# Brief
For the listing below, give the count of lines containing "활성산소를", and no other text.

### Records ###

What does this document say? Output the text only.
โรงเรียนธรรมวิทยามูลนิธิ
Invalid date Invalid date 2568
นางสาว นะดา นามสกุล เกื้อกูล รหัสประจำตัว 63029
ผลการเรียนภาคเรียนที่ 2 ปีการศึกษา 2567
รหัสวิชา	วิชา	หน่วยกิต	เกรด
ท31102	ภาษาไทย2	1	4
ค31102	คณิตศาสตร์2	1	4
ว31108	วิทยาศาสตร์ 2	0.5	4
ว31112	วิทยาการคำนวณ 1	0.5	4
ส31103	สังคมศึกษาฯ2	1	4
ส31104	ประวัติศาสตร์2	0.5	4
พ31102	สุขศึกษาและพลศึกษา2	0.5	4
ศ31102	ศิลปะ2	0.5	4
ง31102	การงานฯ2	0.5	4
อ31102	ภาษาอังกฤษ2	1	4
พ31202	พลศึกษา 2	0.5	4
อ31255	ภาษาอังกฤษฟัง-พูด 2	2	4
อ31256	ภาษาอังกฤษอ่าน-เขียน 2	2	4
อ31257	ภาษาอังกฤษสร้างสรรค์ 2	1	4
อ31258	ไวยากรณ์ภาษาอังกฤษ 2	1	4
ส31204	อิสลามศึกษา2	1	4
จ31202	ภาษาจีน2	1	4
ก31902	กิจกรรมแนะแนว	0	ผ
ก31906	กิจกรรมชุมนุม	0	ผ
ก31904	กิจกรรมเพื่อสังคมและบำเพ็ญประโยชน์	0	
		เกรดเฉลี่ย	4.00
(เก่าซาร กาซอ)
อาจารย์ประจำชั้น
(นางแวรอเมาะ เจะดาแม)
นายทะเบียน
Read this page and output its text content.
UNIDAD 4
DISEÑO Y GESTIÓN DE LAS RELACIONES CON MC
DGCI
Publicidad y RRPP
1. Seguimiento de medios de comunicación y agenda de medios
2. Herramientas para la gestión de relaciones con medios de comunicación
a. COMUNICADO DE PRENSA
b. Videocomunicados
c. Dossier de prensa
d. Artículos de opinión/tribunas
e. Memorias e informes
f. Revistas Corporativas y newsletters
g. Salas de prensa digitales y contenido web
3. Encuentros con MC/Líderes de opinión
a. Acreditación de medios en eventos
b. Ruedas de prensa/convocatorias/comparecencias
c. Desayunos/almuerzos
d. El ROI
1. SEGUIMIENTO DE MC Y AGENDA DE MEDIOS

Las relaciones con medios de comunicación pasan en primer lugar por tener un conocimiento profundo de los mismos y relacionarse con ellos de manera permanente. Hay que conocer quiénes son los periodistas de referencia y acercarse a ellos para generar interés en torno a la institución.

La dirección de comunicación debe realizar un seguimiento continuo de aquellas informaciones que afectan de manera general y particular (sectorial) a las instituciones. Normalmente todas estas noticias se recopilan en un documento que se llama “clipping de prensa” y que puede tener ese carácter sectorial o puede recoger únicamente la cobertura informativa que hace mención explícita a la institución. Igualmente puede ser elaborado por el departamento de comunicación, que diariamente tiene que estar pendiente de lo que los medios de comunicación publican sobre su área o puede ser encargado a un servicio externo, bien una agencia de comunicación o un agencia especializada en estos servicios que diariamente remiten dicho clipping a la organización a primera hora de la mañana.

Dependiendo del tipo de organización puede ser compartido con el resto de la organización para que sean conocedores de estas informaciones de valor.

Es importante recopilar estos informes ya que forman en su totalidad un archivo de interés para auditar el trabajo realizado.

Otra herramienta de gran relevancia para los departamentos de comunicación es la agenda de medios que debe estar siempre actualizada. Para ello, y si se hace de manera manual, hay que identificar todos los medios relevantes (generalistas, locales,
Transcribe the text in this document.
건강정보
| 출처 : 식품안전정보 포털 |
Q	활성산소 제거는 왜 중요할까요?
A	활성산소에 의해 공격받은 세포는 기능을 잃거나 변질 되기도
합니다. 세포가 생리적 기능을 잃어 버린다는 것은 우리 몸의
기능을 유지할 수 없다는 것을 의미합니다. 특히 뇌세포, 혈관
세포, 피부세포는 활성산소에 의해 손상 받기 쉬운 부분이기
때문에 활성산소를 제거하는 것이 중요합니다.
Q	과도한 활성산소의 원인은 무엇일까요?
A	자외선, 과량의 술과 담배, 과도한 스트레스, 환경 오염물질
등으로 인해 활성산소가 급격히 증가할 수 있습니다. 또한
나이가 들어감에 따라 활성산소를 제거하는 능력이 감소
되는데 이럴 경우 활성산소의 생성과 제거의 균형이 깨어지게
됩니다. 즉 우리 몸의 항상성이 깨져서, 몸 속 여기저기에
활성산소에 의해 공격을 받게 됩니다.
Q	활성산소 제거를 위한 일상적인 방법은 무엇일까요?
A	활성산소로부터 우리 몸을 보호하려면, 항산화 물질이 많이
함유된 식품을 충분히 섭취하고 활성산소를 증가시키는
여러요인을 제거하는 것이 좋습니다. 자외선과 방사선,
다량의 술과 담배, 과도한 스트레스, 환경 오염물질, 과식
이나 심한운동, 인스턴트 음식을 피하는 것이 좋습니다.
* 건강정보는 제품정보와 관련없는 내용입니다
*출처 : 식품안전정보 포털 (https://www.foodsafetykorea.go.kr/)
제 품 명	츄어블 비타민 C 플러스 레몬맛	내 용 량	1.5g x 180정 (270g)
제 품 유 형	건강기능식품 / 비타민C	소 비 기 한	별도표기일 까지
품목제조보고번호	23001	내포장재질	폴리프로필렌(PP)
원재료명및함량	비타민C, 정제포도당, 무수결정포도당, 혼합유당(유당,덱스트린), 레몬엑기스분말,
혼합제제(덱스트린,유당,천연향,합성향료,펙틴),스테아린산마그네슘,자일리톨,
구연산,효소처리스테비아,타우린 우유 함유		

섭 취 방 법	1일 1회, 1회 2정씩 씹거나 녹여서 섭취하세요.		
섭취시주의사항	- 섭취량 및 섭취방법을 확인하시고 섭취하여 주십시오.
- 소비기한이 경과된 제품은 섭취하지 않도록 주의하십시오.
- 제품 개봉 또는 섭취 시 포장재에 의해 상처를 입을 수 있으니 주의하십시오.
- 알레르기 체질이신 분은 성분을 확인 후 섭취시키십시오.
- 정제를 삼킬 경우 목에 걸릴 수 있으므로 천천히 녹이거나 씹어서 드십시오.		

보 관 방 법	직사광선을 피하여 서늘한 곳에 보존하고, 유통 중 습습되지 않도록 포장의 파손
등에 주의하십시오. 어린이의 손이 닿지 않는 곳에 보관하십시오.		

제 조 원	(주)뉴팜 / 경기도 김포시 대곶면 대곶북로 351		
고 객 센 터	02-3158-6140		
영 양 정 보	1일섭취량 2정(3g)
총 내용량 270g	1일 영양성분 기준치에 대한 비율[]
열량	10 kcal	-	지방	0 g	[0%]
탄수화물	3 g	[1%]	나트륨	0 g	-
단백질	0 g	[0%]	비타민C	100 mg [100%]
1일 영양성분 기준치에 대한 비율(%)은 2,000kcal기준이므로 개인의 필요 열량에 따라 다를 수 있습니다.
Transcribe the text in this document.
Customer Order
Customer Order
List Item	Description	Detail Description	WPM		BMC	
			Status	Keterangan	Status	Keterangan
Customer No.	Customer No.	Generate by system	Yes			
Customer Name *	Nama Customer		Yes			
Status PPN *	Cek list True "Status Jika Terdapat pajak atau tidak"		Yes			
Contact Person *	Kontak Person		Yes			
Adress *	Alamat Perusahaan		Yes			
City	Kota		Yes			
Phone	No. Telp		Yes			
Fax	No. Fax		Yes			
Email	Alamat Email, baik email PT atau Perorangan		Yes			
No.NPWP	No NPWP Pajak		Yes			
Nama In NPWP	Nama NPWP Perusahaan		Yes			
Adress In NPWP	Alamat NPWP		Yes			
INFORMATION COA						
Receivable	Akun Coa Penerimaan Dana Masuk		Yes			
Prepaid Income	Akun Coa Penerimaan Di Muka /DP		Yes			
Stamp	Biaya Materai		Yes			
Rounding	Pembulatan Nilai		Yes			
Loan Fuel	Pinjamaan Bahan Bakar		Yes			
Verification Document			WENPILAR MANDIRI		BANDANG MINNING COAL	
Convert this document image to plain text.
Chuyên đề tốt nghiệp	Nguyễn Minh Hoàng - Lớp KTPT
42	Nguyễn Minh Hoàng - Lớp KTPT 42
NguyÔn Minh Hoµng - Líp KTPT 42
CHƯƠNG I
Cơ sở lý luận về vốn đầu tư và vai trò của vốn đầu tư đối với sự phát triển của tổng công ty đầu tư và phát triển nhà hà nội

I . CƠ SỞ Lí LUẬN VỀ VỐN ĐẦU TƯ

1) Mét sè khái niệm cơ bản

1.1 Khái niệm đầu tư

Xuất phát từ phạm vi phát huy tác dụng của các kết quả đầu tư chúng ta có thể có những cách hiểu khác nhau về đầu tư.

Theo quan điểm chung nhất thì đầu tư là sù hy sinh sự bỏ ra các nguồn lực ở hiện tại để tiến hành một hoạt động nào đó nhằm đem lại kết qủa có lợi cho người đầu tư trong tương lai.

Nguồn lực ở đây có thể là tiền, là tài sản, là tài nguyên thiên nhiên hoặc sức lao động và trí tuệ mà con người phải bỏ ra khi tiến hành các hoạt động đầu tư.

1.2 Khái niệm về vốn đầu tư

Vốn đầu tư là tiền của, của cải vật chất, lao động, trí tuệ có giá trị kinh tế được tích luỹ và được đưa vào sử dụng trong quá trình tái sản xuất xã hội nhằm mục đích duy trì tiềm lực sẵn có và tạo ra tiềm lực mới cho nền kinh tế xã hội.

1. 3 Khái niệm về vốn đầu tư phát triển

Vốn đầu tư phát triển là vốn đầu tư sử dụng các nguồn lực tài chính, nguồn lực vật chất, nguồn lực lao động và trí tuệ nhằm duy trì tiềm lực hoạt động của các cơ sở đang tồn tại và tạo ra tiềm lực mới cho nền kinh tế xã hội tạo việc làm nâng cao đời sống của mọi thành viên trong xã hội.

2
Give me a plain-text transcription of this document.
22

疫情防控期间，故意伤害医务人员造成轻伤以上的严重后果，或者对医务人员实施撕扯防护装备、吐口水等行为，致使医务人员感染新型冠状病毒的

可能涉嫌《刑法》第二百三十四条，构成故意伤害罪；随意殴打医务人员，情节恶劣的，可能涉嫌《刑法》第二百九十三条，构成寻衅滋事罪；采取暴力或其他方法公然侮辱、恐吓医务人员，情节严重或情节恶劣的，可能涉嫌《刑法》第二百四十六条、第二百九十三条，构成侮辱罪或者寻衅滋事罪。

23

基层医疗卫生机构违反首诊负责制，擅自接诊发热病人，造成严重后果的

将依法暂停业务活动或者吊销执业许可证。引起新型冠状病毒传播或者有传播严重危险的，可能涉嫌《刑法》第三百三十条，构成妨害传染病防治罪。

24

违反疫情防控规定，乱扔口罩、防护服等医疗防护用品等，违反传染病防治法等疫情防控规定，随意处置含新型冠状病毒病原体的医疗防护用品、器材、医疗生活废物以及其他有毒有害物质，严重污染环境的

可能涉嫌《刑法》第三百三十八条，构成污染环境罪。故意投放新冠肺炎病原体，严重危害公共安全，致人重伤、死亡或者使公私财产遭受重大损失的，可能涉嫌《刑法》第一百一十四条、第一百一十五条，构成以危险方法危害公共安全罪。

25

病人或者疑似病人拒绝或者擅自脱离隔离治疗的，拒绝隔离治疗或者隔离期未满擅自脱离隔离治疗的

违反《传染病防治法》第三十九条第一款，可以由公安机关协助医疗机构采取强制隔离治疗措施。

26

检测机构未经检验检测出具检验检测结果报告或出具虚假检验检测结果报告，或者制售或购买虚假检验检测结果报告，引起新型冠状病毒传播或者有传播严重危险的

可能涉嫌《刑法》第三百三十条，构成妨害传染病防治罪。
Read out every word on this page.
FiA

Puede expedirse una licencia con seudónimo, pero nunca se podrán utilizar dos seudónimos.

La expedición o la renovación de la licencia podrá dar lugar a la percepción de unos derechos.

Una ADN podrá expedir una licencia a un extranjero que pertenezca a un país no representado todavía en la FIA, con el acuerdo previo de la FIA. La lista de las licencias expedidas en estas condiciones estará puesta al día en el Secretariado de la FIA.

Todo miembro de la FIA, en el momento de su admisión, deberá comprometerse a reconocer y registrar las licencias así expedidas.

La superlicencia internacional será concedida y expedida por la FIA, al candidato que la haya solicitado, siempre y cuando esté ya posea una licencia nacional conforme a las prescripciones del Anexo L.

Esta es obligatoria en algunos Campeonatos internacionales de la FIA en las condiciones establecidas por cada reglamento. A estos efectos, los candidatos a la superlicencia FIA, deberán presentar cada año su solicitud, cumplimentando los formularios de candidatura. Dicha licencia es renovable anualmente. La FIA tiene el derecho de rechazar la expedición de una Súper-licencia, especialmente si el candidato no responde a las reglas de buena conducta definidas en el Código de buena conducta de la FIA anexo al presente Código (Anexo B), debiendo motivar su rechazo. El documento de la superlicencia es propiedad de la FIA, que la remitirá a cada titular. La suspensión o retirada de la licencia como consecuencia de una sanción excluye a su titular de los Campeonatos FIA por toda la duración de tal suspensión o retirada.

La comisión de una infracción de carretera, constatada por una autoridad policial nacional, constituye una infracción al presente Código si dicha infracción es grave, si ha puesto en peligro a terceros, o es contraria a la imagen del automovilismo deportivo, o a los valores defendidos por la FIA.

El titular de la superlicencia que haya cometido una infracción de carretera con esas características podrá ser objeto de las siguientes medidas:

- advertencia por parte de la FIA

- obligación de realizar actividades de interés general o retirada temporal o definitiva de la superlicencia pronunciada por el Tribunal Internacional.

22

###

# Task result
3